Selected passage:
═══
A veritable organized crime soap opera of seamy characters

Charlie Opera by Charlie Stella is a reader engaging crime novel which follows the haphazard events of Charlie Pellecchia, a seemingly ordinary man with the ill fortune to cross paths with a New York mobster, the DEA, the FBI, and the Las Vegas police. A veritable organized crime soap opera of seamy characters and their tangled machinations surrounding one man who dared to break a wiseguy's jaw, Charlie Opera is genuinely gripping, vividly written, and totally exciting reading.

PUBLISHERS WEEKLY STARRED REVIEW OF CHARLIE OPERA

Charlie OperaCharlie Stella, Carroll & Graf, $25(308p) ISBN 0-7867-1213-9*(starred)For his third brilliant crime novel, following Jimmy Bench-Press (2002), Stella once again assembles a huge cast of Made Men, DEA and FBI agents, plus local cops and gangstas, hookers and a woman on the run from her abusive husband. Charlie Pellecchia, recently retired from a successful window-washing business, thought a Vegas vacation would offer some fun, a little gambling for him and his wife, but "early the next morning, Charlie woke up in a ditch behind a construction site." Gradually, he learns that the obnoxious guy whose jaw he broke in a New York club is Nicholas Cuccia, nephew of the acting Mafia underboss, that his love for arias has gotten him dubbed "Charlie Opera" by the cops back home, and that his wife is leaving him. "His marriage was over. The sooner he accepted it, the better." To Cuccia and his goons, however, he figures he'll devote a little more effort. Stella's dialogue is electric and funny, as when a hit man asks Cuccia if he really wants him to whack a guy for breaking his jaw. "No," he said, "I want you to whack a guy for forty grand.'" This outing Stella offers us quite a few sympathetic characters, from Charlie and the cocktail waitress he's falling for, to strong-arm men Francone and Lano. You actually feel sorry for the poor New York Mafioso, dropped in Las Vegas like sharks flipped into a pool of piranhas. (Dec 8)

KIRKUS REVIEW OF CHARLIE OPERA (OCTOBER 1, 2003)
═══
Tasks:
1: In the reviews of Charlie Opera, what business had Charlie Pellecchia recently retired from?
2: Continue the reviews of Charlie Opera with the paragraph that would follow their final heading.
═══
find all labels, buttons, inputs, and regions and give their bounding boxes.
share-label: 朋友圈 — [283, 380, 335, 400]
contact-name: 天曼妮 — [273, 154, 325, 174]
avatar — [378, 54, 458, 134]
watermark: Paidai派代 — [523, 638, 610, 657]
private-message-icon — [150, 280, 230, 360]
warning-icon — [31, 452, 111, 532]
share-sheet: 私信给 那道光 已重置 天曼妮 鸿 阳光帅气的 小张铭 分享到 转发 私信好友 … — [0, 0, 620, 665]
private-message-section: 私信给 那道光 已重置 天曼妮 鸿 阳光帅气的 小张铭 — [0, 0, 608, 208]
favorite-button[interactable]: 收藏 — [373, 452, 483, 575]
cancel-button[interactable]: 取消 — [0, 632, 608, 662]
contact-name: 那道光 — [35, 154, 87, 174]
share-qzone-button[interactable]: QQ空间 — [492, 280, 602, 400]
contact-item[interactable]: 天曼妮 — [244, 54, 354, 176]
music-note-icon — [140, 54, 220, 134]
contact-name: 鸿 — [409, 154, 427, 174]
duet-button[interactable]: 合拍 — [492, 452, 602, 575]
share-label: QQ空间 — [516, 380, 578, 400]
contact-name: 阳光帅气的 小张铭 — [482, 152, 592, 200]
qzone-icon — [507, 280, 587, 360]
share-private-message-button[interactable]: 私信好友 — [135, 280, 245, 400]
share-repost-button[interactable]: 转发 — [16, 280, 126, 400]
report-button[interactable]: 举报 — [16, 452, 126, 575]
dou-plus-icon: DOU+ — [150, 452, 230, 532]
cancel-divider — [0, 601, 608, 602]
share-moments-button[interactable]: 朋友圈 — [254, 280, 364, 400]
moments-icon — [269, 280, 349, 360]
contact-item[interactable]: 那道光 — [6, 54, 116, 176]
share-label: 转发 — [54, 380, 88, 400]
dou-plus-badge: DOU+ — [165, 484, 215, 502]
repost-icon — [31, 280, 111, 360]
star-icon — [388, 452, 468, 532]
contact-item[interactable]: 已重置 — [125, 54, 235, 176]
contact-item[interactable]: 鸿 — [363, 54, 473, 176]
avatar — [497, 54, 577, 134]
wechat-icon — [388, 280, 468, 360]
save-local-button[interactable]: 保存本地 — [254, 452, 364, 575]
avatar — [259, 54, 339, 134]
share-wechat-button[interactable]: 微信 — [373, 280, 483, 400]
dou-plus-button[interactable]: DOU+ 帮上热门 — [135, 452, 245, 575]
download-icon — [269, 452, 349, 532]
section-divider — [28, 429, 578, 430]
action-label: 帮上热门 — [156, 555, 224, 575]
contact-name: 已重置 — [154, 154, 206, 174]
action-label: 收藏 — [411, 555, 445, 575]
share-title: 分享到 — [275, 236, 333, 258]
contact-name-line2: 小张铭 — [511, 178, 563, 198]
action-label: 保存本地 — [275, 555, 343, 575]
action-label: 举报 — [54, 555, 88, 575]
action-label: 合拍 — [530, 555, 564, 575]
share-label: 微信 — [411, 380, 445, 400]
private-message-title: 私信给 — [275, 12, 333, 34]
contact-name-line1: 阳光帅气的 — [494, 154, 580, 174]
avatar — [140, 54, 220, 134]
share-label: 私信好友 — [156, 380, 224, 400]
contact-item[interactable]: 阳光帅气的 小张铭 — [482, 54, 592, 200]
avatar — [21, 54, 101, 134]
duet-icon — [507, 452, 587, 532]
═══
Per-task answers:
1: A successful window-washing business.

2:
Kirkus ReviewsStella's Goodfellas (Jimmy Bench-Press, 2002, etc.) do their wild and crazy thing once more. All is not harmonious in the Vignieri crime family. Underboss Anthony Cuccia, age 65, is trying to talk his recently made nephew into being sensible. Vendettas are okay, the older and wiser mobster acknowledges, if they don't interfere with business. But Nick has wires in his mouth as the result of a jaw broken by a seriously annoyed husband, and somebody has to pay. What happened was this: Nick attempted to lay claim to a portion of Lisa Pellecchia's anatomy to which he was neither legally nor morally entitled. She slapped him, he shoved her, and Charlie Pellecchia decked him. "He gotta answer for this," Nick intones. Cut from New York to Las Vegas, where opera-loving Charlie and his opera-hating Lisa are vacationing in the hope of repairing rifts in their marriage. Though Nick is indefatigable in his pursuit of vengeance, hit-men just aren't what they used to be, and Charlie proves exceptionally clever besides, good with his hands, and very elusive. Nick's hit-men (think Rosencrantz and Guildenstern in sharp suits) fail, and a variety of second-string killers don't kill any better. Still, this is the mob according to Stella, which means body bags will be piled high sooner or later. Violent, brutal at times, but the pace never slows, and you'll like tough, tenderhearted Charlie a lot.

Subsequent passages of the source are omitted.